TASK REQUIREMENTS: Pick out each line of the records that includes the string "Domains", and copy it.

Saved entries
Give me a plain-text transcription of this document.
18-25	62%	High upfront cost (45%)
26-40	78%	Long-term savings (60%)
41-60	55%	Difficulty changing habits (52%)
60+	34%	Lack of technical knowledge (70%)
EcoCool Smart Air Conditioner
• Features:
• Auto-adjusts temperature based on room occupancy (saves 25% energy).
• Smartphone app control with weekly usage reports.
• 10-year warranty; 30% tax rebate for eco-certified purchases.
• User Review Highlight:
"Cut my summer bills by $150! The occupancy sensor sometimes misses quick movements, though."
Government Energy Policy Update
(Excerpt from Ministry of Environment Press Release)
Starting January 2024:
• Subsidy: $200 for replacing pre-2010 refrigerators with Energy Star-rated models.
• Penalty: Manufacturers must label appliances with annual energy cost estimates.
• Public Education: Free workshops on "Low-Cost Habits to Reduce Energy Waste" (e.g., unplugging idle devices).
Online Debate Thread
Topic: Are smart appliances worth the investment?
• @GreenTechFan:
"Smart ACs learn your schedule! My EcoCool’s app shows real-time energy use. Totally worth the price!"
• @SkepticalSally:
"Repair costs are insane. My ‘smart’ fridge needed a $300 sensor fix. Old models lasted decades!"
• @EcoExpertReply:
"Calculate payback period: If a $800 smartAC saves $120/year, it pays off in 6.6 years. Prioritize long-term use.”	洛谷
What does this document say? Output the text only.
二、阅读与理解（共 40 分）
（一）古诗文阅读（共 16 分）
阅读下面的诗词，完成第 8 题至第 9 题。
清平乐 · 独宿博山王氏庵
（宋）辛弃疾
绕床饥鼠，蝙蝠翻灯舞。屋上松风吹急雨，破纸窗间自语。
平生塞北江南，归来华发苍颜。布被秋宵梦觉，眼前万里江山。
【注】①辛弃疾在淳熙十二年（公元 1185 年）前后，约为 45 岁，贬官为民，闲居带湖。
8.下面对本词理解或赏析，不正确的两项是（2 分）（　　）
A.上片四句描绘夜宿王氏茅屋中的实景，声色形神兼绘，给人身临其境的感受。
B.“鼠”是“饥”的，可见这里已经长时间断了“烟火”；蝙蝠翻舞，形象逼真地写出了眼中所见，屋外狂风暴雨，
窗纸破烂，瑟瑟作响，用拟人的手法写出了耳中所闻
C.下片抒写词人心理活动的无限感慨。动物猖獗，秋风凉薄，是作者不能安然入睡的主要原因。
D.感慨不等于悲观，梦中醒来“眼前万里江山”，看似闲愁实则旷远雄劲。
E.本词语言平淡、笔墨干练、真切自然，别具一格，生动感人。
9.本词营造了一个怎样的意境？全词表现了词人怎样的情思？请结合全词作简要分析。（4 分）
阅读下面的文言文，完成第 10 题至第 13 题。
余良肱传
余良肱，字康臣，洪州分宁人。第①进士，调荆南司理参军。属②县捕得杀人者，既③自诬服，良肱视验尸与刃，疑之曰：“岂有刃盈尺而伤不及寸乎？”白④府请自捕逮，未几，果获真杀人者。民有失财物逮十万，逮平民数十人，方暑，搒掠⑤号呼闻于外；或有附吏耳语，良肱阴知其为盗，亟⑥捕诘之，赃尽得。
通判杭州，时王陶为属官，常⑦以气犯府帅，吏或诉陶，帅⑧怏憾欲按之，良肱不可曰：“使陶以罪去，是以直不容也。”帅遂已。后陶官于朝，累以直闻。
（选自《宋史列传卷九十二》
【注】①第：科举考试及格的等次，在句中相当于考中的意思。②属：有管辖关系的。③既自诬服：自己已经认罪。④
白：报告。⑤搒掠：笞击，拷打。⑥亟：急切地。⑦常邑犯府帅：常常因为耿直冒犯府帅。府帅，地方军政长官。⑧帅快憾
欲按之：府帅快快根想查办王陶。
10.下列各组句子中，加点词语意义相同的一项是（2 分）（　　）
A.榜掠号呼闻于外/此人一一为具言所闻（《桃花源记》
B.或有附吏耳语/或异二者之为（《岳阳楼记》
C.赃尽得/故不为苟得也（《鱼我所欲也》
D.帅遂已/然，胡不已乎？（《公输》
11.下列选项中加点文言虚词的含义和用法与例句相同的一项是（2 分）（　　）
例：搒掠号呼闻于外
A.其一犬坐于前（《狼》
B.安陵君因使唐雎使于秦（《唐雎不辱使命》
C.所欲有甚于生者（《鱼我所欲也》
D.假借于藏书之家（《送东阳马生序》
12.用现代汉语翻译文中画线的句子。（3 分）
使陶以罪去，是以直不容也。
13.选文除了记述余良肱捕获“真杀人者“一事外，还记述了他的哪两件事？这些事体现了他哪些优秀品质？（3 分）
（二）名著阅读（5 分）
---
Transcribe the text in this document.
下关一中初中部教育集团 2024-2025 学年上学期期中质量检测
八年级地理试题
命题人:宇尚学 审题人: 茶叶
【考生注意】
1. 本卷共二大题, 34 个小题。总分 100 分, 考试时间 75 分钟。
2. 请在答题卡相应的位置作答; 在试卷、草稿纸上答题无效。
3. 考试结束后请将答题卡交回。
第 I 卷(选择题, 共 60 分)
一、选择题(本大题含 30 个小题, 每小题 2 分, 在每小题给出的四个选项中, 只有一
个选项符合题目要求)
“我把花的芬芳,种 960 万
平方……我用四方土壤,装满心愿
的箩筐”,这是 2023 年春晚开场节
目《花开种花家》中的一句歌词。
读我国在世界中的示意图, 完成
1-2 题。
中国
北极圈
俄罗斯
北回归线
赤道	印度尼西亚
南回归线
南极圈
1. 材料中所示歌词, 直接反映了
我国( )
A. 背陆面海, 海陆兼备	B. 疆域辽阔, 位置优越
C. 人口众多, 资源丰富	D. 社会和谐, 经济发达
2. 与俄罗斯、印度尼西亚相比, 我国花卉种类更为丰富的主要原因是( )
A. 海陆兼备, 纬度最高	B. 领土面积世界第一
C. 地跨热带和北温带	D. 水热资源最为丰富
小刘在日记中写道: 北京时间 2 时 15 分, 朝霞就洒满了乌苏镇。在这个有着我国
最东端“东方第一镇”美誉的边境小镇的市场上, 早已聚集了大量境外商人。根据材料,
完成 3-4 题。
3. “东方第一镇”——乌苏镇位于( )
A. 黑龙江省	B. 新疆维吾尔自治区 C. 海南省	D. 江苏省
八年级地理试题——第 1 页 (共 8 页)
* * *
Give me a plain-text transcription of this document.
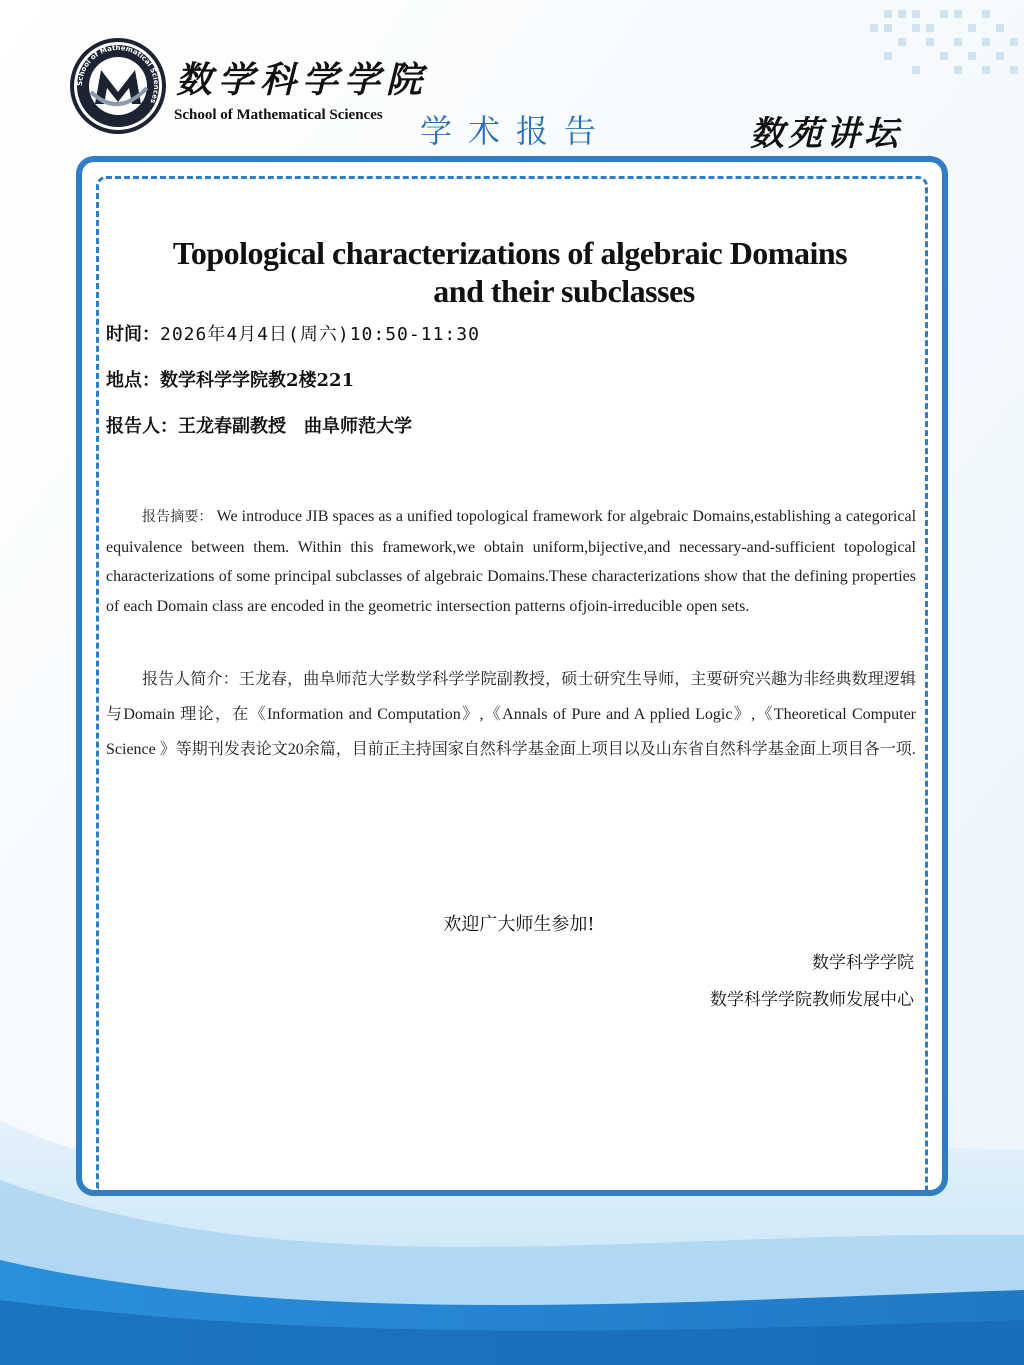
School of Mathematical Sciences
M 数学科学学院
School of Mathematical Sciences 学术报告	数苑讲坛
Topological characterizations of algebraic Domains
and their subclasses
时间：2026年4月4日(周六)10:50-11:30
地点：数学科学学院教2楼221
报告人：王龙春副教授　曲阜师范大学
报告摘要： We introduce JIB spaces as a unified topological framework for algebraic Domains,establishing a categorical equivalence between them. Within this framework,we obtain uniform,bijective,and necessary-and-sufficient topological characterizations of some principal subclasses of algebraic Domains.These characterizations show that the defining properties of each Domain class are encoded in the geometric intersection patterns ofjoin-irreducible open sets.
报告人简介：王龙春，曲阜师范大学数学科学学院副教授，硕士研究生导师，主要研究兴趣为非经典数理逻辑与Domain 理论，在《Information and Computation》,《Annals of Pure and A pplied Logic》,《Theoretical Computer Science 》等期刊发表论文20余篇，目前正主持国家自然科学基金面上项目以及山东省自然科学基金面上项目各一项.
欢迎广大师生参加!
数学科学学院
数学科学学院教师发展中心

COMPLETE OUTPUT:
Topological characterizations of algebraic Domains
报告摘要： We introduce JIB spaces as a unified topological framework for algebraic Domains,establishing a categorical equivalence between them. Within this framework,we obtain uniform,bijective,and necessary-and-sufficient topological characterizations of some principal subclasses of algebraic Domains.These characterizations show that the defining properties of each Domain class are encoded in the geometric intersection patterns ofjoin-irreducible open sets.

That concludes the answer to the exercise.